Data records
————
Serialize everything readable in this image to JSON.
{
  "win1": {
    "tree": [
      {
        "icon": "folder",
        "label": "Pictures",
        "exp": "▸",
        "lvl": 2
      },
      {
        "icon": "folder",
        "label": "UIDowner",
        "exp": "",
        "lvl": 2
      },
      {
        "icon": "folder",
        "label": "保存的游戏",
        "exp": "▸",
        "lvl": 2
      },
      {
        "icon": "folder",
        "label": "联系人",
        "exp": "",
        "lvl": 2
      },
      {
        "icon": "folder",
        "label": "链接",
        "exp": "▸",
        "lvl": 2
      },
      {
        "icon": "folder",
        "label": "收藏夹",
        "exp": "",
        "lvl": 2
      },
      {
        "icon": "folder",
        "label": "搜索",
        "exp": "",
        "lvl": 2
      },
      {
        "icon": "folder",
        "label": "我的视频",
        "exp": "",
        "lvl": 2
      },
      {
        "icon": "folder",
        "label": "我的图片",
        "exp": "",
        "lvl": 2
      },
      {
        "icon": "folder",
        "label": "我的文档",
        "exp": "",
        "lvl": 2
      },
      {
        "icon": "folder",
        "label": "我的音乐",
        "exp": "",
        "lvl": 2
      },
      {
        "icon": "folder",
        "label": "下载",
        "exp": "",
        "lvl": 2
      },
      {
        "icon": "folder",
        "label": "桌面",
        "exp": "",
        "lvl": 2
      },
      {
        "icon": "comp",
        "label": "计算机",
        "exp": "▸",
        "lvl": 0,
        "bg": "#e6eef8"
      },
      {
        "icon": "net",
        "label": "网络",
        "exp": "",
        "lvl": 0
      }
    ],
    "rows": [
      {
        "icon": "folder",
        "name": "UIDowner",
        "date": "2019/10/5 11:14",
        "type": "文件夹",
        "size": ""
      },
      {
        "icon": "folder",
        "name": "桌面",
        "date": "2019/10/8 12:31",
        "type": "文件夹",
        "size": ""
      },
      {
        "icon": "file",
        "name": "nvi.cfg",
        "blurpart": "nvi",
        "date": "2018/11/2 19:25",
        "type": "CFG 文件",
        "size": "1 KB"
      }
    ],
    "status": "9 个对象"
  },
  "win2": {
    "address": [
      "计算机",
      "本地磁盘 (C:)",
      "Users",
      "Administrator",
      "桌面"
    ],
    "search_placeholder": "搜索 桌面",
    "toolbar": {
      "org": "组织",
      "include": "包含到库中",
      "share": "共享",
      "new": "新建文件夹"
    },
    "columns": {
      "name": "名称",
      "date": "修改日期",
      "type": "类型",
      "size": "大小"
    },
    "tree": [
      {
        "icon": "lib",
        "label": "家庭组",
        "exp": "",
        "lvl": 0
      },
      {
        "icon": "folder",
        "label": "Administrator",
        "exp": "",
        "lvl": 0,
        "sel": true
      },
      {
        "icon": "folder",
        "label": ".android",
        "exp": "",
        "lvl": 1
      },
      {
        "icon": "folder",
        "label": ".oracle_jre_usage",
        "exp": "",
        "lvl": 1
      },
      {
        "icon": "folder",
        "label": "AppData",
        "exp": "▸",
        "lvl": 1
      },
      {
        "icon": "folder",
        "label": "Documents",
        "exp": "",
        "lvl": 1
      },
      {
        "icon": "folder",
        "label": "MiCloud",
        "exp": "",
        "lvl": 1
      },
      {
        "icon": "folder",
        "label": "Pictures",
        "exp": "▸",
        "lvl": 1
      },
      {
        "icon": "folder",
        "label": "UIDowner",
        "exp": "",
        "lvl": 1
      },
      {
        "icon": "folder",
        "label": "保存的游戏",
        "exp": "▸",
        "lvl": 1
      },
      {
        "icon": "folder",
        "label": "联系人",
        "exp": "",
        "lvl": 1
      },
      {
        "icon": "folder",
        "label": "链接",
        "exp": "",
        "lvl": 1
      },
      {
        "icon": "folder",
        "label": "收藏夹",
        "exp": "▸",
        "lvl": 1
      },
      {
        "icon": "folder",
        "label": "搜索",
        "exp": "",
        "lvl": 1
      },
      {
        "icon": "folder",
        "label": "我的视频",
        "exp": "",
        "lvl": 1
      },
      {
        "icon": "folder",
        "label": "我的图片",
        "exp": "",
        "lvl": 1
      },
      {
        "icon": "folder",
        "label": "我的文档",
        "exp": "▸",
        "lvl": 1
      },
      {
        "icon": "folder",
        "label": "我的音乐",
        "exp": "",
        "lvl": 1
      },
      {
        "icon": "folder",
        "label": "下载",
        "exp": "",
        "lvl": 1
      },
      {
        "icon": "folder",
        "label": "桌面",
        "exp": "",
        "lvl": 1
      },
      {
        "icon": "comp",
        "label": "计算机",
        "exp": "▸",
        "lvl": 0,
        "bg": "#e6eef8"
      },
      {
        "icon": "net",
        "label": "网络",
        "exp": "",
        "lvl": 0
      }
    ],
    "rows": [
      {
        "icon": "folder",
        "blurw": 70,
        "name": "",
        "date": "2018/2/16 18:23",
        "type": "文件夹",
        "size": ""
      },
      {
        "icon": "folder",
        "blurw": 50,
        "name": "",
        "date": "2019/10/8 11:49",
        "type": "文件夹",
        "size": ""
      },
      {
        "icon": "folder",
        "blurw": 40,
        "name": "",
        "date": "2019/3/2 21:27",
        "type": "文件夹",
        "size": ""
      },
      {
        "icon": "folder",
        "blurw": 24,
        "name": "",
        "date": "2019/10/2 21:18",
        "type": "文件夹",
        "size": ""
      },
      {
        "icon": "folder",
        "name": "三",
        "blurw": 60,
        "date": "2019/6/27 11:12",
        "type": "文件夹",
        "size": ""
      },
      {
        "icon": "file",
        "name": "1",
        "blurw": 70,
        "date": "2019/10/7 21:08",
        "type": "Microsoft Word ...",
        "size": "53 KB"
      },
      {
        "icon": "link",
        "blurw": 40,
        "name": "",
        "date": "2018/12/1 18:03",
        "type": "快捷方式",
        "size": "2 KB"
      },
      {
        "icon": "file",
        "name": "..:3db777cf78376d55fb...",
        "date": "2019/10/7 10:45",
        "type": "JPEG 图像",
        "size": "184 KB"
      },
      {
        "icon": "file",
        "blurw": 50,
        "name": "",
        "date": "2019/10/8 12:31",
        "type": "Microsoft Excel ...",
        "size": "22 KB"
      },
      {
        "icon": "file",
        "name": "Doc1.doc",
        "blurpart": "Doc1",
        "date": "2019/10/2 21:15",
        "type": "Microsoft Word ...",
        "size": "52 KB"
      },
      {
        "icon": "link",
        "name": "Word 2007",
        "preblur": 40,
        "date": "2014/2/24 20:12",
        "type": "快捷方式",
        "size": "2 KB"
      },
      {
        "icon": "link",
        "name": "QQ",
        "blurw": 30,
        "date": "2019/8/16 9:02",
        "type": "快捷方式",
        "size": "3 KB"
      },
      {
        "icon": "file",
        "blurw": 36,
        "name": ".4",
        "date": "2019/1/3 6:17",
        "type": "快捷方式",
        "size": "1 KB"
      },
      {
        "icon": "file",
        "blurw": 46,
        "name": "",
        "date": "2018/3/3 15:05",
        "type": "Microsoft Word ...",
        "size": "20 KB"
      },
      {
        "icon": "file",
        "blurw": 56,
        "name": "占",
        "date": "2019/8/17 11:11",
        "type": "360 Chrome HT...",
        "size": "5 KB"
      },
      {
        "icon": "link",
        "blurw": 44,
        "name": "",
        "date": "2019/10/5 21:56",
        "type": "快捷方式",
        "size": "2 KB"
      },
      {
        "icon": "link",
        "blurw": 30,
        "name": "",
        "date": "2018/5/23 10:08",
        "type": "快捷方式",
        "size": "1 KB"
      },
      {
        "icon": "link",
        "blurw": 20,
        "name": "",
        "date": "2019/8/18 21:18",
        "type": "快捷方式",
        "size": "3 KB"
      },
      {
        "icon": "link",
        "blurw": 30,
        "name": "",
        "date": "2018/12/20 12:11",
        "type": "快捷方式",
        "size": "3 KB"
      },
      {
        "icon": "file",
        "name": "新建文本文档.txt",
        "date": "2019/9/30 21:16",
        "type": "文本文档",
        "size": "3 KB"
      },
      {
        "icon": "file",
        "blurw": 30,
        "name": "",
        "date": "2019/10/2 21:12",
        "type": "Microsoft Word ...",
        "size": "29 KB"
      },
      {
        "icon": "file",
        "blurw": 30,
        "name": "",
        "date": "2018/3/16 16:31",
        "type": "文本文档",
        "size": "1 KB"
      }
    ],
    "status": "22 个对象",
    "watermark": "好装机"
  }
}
————
§ **EXERCISE AIM**: Where a line of the entries contains the word "Administrator", copy that line.

§ **CORRECT ANSWER**:
      "Administrator",
        "label": "Administrator",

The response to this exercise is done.